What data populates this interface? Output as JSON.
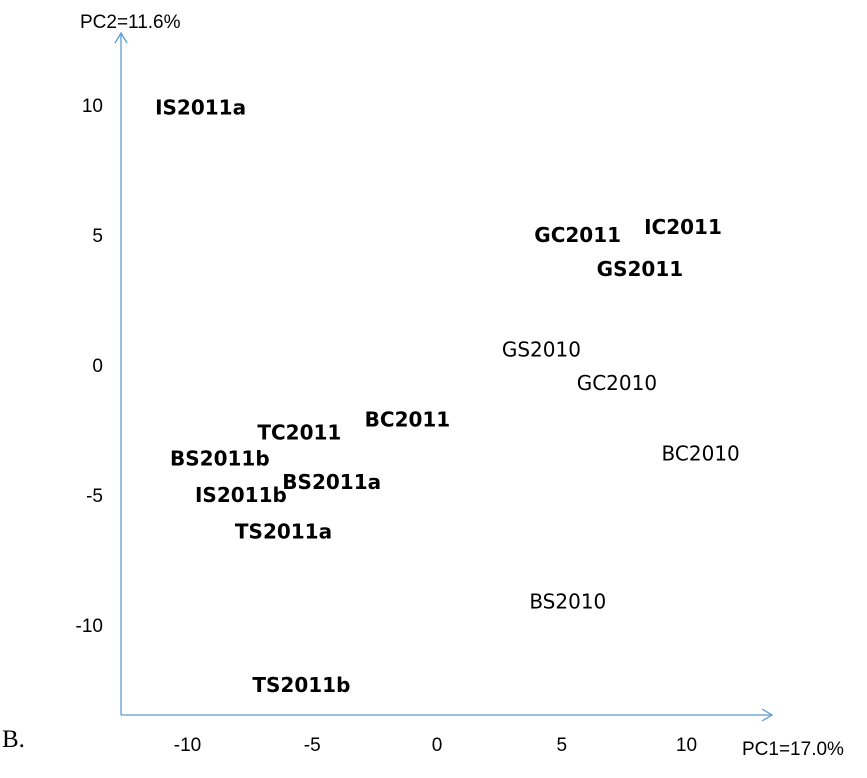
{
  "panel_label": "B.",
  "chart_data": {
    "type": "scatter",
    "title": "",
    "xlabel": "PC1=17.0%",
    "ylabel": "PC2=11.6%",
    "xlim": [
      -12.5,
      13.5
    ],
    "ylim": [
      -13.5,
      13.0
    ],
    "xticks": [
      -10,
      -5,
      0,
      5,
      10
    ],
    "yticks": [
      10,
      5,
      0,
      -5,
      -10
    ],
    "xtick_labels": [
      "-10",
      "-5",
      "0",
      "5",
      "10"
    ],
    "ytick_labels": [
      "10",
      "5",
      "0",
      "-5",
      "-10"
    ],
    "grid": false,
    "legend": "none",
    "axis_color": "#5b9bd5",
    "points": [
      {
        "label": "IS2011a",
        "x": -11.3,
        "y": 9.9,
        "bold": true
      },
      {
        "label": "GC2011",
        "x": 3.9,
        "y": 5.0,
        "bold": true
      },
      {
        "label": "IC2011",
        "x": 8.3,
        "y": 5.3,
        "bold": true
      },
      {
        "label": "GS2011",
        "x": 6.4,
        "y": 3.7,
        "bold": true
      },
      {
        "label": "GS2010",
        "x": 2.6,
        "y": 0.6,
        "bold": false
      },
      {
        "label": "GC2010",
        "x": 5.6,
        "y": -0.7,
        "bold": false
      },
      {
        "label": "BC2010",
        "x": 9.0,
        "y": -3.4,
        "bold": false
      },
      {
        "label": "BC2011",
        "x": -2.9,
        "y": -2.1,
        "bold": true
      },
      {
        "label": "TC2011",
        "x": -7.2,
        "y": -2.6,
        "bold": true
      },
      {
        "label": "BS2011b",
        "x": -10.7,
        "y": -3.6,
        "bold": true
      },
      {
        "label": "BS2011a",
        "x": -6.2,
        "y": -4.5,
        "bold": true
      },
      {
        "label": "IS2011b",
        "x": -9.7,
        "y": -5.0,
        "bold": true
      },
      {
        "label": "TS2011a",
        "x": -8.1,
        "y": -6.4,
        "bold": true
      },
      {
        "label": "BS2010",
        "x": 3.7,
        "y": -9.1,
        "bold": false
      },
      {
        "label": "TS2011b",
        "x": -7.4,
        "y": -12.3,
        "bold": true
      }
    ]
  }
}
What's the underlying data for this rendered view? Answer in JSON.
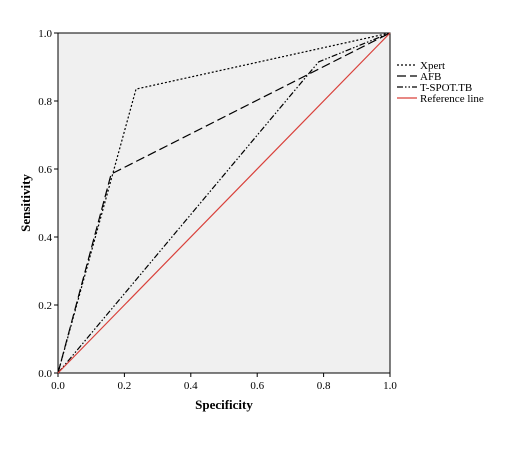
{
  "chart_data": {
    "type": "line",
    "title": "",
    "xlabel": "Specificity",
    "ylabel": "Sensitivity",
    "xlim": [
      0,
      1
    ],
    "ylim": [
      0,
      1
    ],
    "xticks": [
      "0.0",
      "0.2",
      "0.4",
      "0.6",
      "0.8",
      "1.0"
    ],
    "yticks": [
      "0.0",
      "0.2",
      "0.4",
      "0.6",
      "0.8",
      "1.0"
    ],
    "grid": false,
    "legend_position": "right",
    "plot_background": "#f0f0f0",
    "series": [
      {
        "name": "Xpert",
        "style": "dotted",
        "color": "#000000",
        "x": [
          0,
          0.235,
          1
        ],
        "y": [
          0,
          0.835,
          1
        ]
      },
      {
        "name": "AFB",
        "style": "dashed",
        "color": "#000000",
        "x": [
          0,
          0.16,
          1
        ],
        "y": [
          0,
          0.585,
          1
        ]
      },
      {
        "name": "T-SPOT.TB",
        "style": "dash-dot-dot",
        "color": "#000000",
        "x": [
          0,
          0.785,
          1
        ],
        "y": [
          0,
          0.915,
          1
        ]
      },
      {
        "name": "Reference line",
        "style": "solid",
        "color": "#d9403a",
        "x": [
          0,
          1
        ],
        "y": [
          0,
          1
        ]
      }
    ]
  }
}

DIRECTIONS
Leave out every picture and copy the rest of the records exactly.

EXERCISE OUTPUT
What data populates this interface? Output as JSON.
{
  "panel_label": "B.",
  "chart_data": {
    "type": "scatter",
    "title": "",
    "xlabel": "PC1=17.0%",
    "ylabel": "PC2=11.6%",
    "xlim": [
      -12.5,
      13.5
    ],
    "ylim": [
      -13.5,
      13.0
    ],
    "xticks": [
      -10,
      -5,
      0,
      5,
      10
    ],
    "yticks": [
      10,
      5,
      0,
      -5,
      -10
    ],
    "xtick_labels": [
      "-10",
      "-5",
      "0",
      "5",
      "10"
    ],
    "ytick_labels": [
      "10",
      "5",
      "0",
      "-5",
      "-10"
    ],
    "grid": false,
    "legend": "none",
    "axis_color": "#5b9bd5",
    "points": [
      {
        "label": "IS2011a",
        "x": -11.3,
        "y": 9.9,
        "bold": true
      },
      {
        "label": "GC2011",
        "x": 3.9,
        "y": 5.0,
        "bold": true
      },
      {
        "label": "IC2011",
        "x": 8.3,
        "y": 5.3,
        "bold": true
      },
      {
        "label": "GS2011",
        "x": 6.4,
        "y": 3.7,
        "bold": true
      },
      {
        "label": "GS2010",
        "x": 2.6,
        "y": 0.6,
        "bold": false
      },
      {
        "label": "GC2010",
        "x": 5.6,
        "y": -0.7,
        "bold": false
      },
      {
        "label": "BC2010",
        "x": 9.0,
        "y": -3.4,
        "bold": false
      },
      {
        "label": "BC2011",
        "x": -2.9,
        "y": -2.1,
        "bold": true
      },
      {
        "label": "TC2011",
        "x": -7.2,
        "y": -2.6,
        "bold": true
      },
      {
        "label": "BS2011b",
        "x": -10.7,
        "y": -3.6,
        "bold": true
      },
      {
        "label": "BS2011a",
        "x": -6.2,
        "y": -4.5,
        "bold": true
      },
      {
        "label": "IS2011b",
        "x": -9.7,
        "y": -5.0,
        "bold": true
      },
      {
        "label": "TS2011a",
        "x": -8.1,
        "y": -6.4,
        "bold": true
      },
      {
        "label": "BS2010",
        "x": 3.7,
        "y": -9.1,
        "bold": false
      },
      {
        "label": "TS2011b",
        "x": -7.4,
        "y": -12.3,
        "bold": true
      }
    ]
  }
}
What's the underlying data for this rendered view? Answer in JSON.
{
  "chart_data": {
    "type": "line",
    "title": "",
    "xlabel": "Specificity",
    "ylabel": "Sensitivity",
    "xlim": [
      0,
      1
    ],
    "ylim": [
      0,
      1
    ],
    "xticks": [
      "0.0",
      "0.2",
      "0.4",
      "0.6",
      "0.8",
      "1.0"
    ],
    "yticks": [
      "0.0",
      "0.2",
      "0.4",
      "0.6",
      "0.8",
      "1.0"
    ],
    "grid": false,
    "legend_position": "right",
    "plot_background": "#f0f0f0",
    "series": [
      {
        "name": "Xpert",
        "style": "dotted",
        "color": "#000000",
        "x": [
          0,
          0.235,
          1
        ],
        "y": [
          0,
          0.835,
          1
        ]
      },
      {
        "name": "AFB",
        "style": "dashed",
        "color": "#000000",
        "x": [
          0,
          0.16,
          1
        ],
        "y": [
          0,
          0.585,
          1
        ]
      },
      {
        "name": "T-SPOT.TB",
        "style": "dash-dot-dot",
        "color": "#000000",
        "x": [
          0,
          0.785,
          1
        ],
        "y": [
          0,
          0.915,
          1
        ]
      },
      {
        "name": "Reference line",
        "style": "solid",
        "color": "#d9403a",
        "x": [
          0,
          1
        ],
        "y": [
          0,
          1
        ]
      }
    ]
  }
}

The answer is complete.